(Records from a dataset)
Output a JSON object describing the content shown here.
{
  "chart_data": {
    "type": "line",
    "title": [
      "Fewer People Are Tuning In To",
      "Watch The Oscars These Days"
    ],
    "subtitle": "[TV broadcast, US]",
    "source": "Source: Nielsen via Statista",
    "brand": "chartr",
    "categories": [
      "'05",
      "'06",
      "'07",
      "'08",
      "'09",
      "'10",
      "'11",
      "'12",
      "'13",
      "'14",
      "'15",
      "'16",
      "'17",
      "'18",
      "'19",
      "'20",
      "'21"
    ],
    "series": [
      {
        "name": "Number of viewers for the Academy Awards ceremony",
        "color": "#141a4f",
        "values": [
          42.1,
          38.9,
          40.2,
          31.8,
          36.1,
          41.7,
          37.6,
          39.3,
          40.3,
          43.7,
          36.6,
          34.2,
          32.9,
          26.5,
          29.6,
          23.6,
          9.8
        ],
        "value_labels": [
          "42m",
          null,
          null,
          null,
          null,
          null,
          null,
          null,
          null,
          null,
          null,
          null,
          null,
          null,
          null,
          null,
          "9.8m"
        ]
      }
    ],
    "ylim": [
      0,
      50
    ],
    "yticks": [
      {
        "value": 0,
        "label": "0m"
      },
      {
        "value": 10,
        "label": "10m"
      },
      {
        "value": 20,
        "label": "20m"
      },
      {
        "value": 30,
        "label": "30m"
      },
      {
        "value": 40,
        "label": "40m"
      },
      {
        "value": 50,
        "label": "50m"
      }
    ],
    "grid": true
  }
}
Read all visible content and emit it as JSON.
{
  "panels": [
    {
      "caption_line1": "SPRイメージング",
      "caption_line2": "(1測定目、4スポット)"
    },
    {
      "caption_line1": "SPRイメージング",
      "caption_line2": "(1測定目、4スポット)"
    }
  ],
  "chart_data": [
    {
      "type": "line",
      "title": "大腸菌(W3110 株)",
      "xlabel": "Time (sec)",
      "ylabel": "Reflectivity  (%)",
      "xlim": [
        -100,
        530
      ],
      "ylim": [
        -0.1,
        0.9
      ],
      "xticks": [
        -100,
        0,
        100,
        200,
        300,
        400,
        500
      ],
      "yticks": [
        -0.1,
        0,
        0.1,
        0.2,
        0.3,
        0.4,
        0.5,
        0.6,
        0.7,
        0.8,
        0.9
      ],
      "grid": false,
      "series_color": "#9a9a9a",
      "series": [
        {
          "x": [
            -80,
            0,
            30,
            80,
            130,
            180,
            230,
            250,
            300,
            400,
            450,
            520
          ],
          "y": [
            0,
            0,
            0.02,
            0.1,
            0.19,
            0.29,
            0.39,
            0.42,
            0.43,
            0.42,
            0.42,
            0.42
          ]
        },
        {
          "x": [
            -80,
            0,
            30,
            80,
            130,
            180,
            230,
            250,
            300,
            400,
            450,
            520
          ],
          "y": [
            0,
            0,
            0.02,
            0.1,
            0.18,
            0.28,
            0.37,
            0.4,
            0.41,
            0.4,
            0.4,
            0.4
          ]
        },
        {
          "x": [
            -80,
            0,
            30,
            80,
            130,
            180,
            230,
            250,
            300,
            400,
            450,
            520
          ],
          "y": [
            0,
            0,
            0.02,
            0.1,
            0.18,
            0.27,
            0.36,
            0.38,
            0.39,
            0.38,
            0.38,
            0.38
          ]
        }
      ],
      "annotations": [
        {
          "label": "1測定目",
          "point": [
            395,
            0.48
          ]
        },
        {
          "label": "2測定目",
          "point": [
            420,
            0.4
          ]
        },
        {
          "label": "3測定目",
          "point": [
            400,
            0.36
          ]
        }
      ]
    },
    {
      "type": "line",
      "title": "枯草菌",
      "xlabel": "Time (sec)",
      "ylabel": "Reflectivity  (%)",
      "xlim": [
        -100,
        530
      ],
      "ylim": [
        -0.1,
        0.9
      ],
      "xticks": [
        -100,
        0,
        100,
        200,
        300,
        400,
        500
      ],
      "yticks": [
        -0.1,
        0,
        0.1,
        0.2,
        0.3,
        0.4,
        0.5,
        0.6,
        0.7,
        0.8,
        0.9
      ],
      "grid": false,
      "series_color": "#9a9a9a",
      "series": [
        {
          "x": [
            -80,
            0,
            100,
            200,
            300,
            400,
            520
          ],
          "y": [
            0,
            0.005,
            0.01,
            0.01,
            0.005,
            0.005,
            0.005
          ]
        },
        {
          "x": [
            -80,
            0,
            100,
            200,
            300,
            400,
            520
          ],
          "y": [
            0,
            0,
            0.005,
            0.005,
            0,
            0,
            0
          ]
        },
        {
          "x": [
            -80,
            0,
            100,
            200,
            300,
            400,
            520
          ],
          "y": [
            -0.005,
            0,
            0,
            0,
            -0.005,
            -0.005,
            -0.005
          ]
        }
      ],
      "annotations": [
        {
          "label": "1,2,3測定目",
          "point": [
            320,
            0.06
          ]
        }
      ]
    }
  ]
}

• **What is needed**
What is the number of lines in this material that hold the string "JSON"? Answer with that number only.

• **Problem solution**
2